Figure data in JSON
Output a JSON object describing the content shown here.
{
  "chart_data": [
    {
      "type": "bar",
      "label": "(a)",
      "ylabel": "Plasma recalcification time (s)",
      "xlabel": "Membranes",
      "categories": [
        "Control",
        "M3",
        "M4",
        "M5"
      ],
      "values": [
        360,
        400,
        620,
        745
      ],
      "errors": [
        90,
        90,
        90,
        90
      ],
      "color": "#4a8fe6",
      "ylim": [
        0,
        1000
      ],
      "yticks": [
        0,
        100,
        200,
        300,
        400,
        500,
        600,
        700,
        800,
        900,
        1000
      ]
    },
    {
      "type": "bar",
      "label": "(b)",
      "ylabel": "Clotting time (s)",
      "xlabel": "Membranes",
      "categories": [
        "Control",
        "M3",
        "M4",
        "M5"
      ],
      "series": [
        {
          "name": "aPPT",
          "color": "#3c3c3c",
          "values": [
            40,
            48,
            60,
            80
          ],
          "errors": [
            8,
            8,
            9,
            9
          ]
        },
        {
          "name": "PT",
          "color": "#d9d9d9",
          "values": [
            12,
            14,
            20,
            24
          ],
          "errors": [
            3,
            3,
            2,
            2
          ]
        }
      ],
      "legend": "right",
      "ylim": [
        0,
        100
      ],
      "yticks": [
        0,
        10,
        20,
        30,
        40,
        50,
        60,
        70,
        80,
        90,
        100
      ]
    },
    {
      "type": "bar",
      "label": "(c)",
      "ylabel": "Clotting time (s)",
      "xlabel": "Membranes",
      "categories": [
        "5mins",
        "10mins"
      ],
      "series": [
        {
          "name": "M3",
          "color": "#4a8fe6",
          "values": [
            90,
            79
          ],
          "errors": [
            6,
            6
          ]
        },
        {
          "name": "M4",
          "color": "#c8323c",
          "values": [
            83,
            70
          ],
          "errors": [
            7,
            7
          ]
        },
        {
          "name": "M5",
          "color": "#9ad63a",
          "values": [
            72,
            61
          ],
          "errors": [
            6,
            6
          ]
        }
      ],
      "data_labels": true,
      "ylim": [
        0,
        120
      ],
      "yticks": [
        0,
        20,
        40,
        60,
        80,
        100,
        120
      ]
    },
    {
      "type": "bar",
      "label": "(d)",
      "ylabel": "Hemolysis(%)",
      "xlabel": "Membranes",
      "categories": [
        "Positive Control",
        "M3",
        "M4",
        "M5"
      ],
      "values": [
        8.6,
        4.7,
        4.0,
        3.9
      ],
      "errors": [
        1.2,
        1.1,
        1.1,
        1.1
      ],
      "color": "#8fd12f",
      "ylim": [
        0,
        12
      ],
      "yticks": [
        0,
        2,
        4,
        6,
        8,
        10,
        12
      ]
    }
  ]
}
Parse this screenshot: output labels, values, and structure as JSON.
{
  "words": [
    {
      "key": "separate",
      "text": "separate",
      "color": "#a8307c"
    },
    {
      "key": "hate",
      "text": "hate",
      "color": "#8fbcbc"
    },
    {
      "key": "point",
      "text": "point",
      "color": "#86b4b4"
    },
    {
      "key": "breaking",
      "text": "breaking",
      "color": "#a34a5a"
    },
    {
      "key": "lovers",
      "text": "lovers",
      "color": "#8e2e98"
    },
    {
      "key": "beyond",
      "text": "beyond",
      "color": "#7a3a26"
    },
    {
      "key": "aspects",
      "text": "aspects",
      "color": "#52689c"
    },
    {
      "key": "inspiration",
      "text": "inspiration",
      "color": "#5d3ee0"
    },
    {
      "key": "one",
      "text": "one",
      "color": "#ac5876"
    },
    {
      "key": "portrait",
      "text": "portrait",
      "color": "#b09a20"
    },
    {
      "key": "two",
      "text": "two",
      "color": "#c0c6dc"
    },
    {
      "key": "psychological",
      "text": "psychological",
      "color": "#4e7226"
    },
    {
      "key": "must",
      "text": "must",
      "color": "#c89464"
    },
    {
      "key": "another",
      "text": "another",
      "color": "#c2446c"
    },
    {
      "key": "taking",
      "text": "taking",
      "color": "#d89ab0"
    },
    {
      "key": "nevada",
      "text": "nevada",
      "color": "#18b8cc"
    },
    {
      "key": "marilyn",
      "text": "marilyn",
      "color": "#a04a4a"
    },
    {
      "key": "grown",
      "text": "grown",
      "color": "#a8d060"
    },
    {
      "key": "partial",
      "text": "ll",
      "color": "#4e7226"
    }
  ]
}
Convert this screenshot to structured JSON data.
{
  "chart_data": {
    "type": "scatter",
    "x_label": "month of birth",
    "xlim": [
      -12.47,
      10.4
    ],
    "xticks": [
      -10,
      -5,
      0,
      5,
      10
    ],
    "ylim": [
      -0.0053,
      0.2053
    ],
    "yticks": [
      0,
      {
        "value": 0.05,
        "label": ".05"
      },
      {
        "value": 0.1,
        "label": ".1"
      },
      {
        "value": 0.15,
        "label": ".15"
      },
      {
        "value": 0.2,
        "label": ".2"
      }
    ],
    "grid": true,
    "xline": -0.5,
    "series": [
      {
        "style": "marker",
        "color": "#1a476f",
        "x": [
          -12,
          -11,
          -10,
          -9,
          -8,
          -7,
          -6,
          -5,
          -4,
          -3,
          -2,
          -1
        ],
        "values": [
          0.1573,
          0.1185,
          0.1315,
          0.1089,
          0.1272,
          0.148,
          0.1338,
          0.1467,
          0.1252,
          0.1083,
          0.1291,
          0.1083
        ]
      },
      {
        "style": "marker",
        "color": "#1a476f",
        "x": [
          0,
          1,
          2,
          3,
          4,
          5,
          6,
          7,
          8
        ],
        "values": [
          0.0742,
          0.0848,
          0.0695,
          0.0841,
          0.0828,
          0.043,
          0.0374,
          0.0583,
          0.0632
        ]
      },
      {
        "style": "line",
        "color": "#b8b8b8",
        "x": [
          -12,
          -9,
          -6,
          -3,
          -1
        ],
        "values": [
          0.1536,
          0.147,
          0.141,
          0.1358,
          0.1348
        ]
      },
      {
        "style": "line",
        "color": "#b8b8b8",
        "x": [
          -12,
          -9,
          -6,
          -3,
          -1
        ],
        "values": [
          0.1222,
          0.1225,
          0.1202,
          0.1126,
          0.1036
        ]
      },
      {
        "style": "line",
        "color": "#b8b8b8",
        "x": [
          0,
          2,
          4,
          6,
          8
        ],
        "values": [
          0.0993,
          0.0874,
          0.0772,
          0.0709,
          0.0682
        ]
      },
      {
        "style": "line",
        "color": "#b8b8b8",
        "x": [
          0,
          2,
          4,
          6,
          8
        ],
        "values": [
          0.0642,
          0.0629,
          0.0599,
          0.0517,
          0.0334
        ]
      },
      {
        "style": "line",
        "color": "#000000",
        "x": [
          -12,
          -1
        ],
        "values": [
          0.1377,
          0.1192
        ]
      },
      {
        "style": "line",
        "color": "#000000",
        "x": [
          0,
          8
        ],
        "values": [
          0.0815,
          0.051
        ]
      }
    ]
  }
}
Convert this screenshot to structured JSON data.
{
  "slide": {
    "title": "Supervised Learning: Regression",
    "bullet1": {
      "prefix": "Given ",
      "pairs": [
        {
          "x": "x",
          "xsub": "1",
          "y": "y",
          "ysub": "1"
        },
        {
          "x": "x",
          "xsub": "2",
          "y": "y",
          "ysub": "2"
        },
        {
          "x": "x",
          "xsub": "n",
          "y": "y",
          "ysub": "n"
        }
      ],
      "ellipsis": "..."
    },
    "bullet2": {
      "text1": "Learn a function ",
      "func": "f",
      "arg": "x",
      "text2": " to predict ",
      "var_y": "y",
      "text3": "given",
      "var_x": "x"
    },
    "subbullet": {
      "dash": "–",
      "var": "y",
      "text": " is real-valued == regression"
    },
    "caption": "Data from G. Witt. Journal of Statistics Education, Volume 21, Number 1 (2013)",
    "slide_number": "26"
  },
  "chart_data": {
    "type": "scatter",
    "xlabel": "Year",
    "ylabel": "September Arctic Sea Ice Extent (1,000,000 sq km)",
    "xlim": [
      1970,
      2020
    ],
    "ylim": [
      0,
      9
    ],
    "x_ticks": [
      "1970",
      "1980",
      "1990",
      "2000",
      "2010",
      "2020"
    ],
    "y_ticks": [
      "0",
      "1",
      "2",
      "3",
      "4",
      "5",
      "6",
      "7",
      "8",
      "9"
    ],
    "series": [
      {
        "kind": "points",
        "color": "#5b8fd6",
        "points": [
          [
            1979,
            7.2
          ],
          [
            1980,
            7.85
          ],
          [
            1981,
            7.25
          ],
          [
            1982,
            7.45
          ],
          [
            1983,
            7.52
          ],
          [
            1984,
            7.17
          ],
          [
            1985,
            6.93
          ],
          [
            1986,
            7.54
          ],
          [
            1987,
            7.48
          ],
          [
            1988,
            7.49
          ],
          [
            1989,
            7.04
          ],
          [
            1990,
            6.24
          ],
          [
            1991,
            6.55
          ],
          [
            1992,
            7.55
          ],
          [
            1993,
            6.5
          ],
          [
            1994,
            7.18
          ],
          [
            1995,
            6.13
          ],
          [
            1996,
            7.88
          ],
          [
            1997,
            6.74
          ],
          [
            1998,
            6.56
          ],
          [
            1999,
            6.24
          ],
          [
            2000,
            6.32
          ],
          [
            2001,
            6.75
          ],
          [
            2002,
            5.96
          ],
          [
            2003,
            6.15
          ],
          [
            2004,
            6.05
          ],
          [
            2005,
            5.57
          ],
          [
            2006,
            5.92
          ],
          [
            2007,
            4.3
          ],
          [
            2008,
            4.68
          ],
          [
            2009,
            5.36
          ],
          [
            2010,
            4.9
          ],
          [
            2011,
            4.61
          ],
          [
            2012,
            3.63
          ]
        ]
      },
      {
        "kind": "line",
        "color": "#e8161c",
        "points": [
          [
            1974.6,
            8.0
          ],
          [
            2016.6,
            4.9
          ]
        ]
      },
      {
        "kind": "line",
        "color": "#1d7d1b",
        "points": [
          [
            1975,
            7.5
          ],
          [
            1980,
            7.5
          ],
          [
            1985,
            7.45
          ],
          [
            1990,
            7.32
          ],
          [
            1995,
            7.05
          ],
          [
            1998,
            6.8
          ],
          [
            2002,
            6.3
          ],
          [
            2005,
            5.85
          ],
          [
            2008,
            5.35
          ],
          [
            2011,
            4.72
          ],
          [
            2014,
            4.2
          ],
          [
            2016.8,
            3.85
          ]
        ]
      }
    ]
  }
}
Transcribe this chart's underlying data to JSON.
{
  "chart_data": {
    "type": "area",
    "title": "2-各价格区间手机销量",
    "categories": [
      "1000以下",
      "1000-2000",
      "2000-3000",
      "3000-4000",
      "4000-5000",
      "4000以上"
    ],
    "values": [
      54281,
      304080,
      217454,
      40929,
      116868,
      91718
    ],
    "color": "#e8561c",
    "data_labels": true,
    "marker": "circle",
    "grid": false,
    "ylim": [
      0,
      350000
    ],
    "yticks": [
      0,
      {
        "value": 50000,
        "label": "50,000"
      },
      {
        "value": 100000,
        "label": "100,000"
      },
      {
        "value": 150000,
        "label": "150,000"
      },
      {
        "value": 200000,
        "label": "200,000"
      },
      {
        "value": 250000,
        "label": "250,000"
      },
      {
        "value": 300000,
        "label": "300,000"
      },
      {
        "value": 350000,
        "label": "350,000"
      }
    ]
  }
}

### REQUIRED WORK
State how many lines of the material contain the string "true", with no other words.

### ANSWER TO THIS EXERCISE
3